▶ Goal
Search the records for the word "name" and pick out every line that has it.

[Dataset entries on figures]
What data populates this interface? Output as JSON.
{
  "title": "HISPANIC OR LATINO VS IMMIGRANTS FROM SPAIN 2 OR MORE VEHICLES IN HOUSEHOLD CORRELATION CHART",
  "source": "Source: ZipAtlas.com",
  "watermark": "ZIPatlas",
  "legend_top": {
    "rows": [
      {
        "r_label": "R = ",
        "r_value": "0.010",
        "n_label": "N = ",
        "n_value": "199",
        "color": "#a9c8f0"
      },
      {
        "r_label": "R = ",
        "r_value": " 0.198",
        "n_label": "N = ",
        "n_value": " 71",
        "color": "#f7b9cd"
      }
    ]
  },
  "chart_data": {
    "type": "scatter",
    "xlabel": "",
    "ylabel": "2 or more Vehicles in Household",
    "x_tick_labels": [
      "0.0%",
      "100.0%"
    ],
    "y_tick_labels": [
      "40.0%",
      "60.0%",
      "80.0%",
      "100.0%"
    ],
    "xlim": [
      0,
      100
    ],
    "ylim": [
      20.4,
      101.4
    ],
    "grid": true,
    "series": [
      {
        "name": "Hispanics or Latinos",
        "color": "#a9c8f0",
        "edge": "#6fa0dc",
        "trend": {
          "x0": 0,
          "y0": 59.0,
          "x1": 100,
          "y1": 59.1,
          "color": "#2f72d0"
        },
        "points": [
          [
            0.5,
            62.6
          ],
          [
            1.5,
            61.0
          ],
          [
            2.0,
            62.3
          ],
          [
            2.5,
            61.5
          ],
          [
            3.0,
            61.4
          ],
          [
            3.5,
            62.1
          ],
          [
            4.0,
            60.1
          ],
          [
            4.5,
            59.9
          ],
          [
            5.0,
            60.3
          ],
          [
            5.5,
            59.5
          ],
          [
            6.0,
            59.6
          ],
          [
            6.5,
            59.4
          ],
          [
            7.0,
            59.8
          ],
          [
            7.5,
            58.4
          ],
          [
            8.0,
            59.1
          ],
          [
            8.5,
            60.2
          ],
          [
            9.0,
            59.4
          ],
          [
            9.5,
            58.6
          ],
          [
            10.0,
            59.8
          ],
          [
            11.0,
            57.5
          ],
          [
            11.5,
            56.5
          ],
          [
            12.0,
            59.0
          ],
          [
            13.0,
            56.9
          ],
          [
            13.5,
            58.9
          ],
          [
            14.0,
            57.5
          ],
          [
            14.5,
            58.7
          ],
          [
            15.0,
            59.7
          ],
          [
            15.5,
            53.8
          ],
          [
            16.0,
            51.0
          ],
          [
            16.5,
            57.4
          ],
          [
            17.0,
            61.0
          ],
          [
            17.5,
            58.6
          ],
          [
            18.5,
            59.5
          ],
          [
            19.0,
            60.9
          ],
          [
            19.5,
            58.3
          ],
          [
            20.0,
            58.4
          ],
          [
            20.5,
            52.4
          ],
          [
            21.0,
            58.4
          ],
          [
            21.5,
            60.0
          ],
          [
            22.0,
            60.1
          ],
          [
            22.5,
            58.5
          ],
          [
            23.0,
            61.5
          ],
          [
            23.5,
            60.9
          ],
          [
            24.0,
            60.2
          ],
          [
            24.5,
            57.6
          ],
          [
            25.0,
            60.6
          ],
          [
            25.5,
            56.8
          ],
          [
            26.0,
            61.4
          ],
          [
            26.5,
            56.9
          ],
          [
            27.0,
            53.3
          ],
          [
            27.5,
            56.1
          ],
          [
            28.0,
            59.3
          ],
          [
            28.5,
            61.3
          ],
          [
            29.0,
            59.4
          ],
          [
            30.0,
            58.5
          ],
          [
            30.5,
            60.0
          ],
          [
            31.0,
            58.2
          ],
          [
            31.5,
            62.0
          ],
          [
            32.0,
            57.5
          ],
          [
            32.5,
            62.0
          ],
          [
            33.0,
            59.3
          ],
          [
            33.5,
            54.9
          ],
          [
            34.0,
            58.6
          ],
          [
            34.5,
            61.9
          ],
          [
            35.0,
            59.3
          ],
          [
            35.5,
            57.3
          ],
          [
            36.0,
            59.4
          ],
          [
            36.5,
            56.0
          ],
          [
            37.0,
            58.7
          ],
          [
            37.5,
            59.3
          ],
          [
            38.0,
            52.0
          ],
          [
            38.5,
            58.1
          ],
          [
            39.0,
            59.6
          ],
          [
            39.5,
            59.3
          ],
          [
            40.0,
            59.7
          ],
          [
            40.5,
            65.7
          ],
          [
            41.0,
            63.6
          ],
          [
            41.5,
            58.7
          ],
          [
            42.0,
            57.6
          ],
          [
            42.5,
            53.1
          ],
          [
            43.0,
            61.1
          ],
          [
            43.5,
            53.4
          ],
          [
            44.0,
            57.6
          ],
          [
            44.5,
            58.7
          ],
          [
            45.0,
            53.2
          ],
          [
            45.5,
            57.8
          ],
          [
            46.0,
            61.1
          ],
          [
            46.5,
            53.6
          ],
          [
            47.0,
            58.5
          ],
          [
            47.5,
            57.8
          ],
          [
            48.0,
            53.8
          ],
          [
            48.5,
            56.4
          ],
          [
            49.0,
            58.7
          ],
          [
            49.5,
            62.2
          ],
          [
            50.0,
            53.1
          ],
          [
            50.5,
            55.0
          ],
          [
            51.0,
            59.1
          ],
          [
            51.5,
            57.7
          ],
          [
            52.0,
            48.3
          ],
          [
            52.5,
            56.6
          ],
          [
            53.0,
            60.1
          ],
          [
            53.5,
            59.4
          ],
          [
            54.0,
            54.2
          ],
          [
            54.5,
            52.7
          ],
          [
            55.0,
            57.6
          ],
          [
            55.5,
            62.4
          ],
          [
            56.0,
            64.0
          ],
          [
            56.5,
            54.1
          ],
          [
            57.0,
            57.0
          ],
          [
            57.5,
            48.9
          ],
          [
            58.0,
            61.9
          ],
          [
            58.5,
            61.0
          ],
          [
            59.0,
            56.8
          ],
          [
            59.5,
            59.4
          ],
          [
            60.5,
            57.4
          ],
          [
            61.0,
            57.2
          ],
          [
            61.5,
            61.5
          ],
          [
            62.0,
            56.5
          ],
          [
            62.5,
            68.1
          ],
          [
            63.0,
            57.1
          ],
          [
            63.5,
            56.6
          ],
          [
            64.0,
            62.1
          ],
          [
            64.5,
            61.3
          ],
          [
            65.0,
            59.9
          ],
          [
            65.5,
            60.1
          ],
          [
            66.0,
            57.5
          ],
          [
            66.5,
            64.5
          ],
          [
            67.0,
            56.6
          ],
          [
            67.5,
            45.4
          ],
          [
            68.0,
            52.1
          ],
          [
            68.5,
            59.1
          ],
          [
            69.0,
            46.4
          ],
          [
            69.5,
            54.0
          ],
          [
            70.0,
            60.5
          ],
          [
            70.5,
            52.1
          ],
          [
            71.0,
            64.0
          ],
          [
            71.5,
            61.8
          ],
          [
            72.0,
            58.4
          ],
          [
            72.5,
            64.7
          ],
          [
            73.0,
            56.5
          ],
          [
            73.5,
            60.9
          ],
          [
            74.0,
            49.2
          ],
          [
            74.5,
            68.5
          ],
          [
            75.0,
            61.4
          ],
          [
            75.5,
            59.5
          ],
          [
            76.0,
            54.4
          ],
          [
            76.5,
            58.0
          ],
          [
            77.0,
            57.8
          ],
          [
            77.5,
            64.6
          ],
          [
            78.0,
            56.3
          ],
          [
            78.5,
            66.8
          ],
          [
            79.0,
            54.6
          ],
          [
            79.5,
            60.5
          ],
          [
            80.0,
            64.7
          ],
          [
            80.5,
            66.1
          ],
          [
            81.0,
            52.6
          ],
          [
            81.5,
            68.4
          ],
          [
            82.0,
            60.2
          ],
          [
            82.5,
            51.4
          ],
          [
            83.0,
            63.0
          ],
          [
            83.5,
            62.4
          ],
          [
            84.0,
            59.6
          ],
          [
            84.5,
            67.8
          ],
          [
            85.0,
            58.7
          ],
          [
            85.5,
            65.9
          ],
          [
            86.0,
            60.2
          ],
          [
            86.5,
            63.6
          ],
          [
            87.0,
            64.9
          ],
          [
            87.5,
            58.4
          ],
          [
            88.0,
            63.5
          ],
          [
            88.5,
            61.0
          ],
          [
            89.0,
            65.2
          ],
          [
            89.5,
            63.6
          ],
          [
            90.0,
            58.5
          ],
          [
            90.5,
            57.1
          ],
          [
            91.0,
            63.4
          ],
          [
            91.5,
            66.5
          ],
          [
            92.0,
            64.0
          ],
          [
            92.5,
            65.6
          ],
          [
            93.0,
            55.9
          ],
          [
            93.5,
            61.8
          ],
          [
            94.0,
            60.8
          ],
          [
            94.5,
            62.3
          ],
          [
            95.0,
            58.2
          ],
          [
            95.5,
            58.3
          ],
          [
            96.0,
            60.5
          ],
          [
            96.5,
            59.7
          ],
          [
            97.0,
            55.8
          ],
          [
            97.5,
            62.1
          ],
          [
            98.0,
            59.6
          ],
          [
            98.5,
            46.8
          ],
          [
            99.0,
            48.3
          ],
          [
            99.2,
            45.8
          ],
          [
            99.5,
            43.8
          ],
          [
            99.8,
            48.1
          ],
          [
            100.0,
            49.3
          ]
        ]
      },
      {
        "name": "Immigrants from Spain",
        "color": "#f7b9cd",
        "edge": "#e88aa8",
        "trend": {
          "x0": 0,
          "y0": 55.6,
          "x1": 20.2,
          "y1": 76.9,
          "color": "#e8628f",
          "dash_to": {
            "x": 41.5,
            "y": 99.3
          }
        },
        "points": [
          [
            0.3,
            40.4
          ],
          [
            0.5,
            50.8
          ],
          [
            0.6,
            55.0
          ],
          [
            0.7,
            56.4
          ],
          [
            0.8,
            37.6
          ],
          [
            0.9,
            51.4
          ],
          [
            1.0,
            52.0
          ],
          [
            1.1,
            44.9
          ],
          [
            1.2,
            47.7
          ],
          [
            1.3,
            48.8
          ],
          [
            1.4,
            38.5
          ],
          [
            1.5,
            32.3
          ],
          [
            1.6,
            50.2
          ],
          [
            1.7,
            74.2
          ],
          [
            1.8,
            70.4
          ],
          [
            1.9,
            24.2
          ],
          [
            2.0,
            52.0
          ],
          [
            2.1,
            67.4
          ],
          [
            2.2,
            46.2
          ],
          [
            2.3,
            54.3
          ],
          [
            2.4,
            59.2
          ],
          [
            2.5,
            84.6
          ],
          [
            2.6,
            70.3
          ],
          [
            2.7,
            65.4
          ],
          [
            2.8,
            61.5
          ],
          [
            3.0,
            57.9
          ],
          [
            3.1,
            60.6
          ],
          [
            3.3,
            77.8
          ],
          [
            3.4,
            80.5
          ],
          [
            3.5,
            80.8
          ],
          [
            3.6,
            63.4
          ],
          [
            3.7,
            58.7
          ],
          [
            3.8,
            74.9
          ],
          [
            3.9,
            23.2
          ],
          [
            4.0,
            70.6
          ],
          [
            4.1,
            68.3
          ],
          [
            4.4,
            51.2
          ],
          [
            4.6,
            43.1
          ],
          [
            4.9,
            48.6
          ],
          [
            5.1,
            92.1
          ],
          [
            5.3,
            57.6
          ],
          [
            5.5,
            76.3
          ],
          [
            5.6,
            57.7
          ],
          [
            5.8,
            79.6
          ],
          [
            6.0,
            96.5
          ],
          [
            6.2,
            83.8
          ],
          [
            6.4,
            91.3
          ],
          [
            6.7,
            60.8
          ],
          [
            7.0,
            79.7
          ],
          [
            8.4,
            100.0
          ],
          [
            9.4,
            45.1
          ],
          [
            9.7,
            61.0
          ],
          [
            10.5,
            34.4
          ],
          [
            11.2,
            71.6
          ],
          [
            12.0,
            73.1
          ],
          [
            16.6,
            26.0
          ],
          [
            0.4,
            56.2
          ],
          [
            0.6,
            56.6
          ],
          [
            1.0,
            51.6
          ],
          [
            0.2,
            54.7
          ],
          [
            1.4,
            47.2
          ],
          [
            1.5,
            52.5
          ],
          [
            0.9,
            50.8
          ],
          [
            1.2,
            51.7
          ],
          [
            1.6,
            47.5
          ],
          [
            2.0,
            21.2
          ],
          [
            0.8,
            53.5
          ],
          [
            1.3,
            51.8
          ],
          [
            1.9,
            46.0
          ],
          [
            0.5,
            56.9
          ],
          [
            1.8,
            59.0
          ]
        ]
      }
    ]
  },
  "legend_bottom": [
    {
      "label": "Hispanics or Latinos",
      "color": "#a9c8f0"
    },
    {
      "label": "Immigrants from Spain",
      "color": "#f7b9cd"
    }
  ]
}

▶ Written solution
        "name": "Hispanics or Latinos",
        "name": "Immigrants from Spain",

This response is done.